Aim of the task:
Every line with the word "Models" in it should be extracted from the data that follows.

Record set:
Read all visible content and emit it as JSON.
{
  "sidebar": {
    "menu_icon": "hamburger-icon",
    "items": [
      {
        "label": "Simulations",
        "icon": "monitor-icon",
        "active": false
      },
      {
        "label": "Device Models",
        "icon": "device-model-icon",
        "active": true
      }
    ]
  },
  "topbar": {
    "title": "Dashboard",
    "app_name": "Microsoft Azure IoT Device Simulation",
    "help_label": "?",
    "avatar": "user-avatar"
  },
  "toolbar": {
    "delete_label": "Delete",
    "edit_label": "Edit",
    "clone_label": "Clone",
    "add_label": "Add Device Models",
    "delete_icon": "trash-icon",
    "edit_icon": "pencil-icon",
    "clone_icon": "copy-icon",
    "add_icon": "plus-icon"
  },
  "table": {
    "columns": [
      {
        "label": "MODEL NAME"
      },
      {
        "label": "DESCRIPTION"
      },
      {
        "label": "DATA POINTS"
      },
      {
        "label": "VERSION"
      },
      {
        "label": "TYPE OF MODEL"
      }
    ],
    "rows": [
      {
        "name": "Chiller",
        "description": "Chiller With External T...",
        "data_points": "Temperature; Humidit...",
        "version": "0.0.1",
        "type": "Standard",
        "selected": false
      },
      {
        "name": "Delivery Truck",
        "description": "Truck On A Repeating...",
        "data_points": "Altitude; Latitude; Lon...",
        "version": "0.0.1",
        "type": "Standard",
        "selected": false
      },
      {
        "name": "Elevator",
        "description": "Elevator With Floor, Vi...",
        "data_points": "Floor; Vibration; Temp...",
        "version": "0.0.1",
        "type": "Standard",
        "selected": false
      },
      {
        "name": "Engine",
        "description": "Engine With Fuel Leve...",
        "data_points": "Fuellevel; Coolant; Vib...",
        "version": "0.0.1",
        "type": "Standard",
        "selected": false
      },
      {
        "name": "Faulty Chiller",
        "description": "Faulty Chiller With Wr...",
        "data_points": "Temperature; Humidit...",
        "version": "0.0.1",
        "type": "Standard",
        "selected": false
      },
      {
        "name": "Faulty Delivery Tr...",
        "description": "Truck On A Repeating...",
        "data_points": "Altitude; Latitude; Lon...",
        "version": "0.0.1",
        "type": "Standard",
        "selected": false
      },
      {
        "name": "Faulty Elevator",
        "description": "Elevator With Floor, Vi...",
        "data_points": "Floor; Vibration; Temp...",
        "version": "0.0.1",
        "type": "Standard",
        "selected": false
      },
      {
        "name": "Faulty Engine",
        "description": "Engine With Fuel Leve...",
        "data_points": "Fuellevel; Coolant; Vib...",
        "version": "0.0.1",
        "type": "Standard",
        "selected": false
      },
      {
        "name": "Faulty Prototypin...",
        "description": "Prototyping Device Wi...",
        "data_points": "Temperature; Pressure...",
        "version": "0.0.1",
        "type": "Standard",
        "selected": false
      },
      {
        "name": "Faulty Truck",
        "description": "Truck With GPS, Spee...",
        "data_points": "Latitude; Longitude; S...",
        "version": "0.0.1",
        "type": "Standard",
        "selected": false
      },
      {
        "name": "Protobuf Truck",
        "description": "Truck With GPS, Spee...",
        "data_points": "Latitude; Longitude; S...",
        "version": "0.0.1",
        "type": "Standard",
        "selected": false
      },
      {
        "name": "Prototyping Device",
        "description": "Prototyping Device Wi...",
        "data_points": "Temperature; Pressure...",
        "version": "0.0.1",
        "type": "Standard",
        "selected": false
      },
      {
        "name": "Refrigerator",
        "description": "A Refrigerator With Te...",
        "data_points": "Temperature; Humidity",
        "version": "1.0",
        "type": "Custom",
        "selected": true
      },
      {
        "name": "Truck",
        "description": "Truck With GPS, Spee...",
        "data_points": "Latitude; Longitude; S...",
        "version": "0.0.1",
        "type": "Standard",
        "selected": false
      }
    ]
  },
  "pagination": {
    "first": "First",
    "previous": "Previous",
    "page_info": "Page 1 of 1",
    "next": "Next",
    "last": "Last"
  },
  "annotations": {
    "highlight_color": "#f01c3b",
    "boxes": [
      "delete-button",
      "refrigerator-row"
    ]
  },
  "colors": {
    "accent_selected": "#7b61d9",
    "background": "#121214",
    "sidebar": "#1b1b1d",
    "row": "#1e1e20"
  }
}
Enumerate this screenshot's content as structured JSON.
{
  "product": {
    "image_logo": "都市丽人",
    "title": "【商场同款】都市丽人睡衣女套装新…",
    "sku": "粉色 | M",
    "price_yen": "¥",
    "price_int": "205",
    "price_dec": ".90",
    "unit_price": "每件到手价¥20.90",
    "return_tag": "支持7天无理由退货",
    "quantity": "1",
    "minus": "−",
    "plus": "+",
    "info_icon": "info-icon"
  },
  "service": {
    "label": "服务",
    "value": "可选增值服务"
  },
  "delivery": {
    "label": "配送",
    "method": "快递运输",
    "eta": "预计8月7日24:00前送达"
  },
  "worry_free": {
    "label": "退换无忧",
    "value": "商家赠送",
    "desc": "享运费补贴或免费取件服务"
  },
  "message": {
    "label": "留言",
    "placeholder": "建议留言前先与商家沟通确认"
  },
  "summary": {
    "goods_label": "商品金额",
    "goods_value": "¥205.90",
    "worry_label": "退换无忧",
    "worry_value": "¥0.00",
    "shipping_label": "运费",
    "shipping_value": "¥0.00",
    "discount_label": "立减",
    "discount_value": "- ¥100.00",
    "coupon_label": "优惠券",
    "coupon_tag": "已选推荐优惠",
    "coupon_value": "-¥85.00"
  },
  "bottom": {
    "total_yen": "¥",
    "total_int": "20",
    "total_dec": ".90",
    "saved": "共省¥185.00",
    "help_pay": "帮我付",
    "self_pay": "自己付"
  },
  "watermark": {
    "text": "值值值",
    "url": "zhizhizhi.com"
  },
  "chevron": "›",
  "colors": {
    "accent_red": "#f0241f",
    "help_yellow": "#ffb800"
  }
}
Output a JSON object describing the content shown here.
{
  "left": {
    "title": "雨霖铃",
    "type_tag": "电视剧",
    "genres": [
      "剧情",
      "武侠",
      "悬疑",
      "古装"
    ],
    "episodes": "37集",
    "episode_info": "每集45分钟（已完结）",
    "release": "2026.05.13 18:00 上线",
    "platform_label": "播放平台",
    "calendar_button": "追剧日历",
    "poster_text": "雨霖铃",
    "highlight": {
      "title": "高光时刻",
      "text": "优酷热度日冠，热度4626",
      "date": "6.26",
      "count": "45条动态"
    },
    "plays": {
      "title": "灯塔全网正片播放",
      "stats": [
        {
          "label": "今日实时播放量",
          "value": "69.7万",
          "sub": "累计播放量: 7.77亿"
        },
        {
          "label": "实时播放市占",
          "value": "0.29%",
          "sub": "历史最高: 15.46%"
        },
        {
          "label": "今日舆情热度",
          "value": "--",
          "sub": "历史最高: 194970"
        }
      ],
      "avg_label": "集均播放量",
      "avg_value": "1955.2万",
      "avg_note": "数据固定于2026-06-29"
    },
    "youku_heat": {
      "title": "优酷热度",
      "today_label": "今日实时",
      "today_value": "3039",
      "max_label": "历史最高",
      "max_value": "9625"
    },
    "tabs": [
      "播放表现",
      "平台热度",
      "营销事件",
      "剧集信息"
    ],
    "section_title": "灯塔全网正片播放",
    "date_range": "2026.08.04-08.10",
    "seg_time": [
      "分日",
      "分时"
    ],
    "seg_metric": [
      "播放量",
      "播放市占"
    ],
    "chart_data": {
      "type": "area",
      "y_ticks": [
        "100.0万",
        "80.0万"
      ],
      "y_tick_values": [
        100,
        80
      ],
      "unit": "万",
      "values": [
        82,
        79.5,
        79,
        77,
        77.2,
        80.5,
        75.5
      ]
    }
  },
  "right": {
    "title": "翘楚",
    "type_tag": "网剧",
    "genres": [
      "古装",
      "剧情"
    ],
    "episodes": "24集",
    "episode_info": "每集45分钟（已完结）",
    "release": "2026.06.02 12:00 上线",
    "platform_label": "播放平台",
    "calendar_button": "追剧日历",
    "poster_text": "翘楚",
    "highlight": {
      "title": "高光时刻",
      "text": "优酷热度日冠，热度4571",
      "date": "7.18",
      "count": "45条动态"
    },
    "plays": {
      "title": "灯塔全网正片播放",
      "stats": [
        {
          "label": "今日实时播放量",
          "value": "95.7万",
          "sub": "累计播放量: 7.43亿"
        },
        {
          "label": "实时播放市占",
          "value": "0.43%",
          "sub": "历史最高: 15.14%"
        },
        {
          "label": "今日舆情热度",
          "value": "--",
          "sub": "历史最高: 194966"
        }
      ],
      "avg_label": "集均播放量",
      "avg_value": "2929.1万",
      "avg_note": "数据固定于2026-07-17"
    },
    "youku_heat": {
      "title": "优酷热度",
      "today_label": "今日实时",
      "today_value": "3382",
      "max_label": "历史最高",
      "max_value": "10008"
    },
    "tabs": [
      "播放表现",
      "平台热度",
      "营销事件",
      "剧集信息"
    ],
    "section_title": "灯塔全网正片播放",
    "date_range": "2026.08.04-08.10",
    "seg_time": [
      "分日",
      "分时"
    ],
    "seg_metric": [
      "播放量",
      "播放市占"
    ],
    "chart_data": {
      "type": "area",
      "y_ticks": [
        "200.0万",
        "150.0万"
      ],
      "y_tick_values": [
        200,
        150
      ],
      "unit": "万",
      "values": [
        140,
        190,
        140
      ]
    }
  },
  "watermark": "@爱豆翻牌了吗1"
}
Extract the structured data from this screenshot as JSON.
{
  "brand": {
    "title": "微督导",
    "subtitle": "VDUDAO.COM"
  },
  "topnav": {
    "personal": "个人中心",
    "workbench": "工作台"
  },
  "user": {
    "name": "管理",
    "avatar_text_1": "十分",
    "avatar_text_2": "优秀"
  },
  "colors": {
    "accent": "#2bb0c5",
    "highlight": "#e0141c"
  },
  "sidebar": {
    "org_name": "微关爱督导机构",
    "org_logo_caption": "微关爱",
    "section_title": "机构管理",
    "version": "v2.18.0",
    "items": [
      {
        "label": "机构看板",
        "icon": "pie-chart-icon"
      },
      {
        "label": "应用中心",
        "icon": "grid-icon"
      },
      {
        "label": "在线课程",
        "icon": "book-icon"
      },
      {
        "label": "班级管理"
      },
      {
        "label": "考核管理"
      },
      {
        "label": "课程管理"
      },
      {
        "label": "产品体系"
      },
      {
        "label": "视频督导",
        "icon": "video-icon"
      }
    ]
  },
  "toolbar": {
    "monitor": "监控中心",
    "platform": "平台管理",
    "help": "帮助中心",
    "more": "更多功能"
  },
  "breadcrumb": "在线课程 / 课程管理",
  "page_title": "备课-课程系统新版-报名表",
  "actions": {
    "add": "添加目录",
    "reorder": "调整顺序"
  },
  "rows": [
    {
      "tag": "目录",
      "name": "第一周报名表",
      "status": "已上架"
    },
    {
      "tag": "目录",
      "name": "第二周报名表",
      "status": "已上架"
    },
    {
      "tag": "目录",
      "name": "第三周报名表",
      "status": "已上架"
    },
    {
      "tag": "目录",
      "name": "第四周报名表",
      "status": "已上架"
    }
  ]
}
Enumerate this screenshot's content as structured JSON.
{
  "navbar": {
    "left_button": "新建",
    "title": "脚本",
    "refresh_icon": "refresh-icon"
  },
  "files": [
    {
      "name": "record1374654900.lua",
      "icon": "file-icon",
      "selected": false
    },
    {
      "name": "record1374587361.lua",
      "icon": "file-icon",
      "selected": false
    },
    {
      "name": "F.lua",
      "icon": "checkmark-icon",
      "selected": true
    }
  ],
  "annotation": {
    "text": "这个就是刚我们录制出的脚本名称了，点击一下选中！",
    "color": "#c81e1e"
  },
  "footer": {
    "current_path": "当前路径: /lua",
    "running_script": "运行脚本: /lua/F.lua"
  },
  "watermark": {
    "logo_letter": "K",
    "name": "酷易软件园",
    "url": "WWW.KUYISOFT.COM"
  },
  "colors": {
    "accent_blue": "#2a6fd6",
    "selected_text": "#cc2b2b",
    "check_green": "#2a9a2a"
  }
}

The answer:
        "label": "Device Models",
    "add_label": "Add Device Models",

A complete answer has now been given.